### WHAT YOU ARE ASKED TO DO
Of all the lines in the material, how many include the word "favicon"? Reply with the number alone.

[Stored data]
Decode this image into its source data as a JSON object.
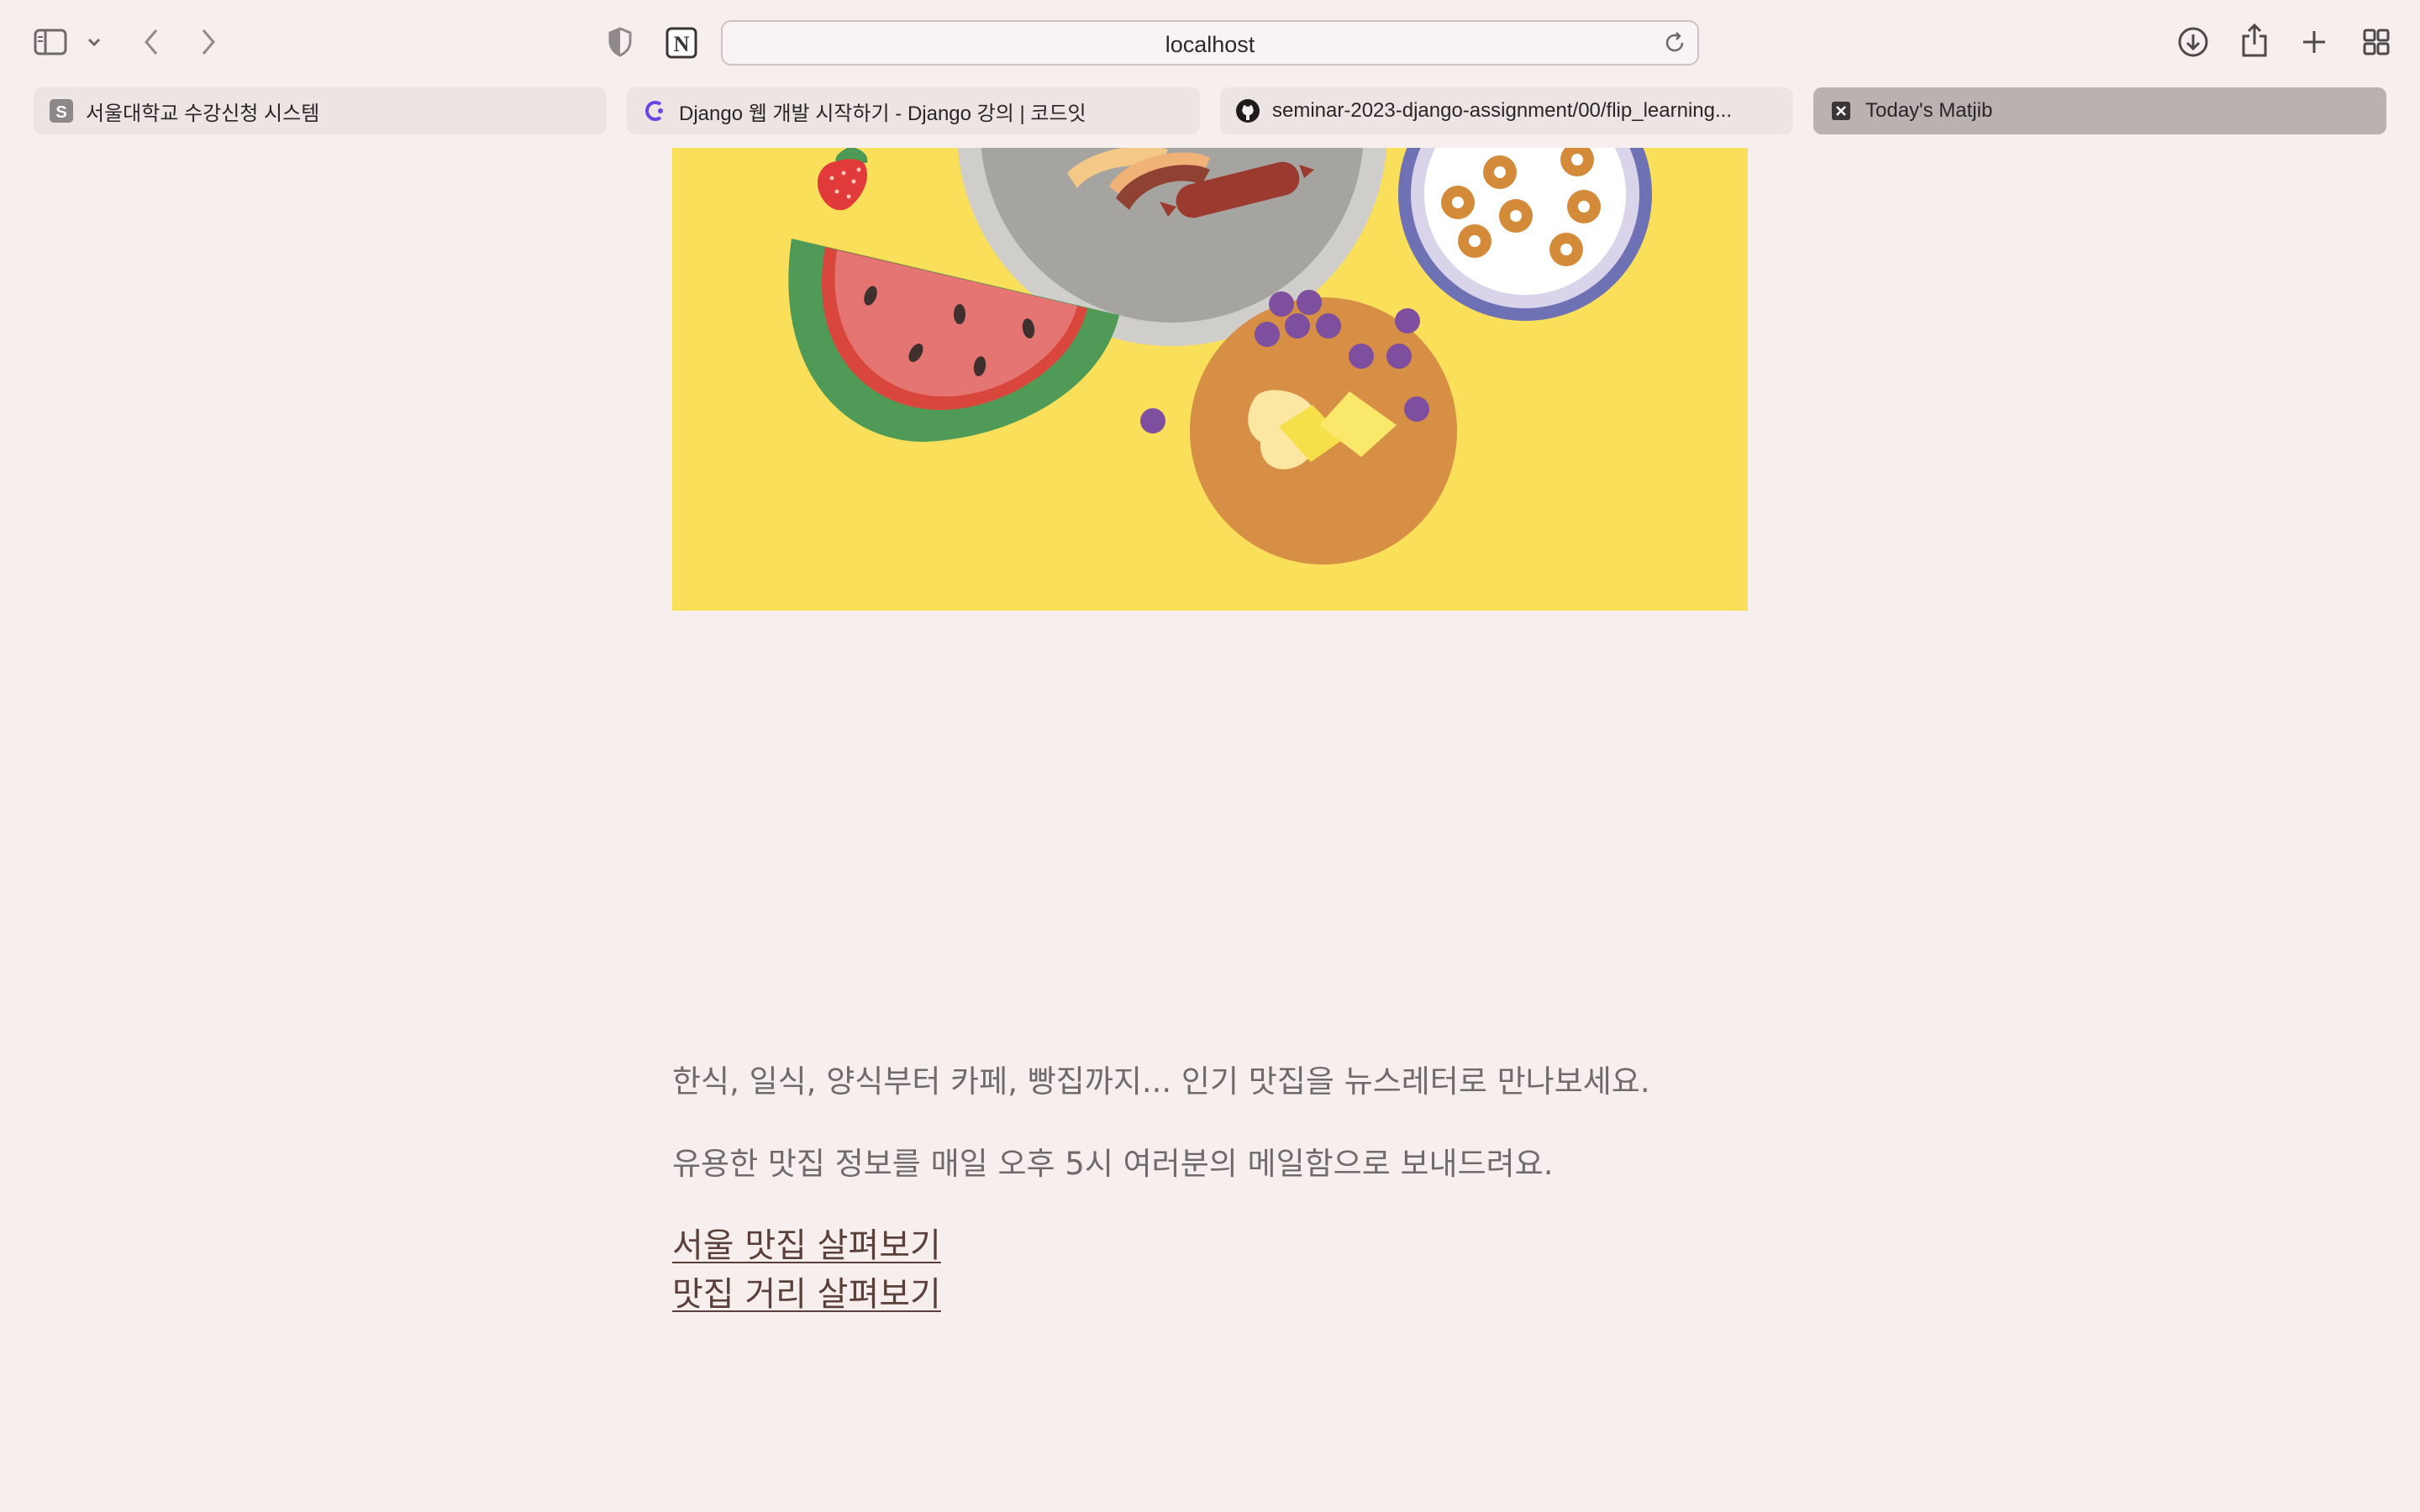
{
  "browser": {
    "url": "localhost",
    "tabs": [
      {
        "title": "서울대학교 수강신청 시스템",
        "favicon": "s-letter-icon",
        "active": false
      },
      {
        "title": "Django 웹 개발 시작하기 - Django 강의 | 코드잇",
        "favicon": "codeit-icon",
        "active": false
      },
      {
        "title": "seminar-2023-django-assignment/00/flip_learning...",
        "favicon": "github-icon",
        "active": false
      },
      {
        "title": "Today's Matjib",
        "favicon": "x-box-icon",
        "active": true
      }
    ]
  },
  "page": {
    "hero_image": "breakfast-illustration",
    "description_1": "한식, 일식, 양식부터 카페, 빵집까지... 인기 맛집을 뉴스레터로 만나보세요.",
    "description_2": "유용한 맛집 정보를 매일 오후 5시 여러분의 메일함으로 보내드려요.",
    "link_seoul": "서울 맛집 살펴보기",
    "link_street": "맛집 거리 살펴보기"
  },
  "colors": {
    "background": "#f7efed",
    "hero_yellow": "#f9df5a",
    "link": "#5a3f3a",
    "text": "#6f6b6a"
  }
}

### CORRECT OUTPUT
4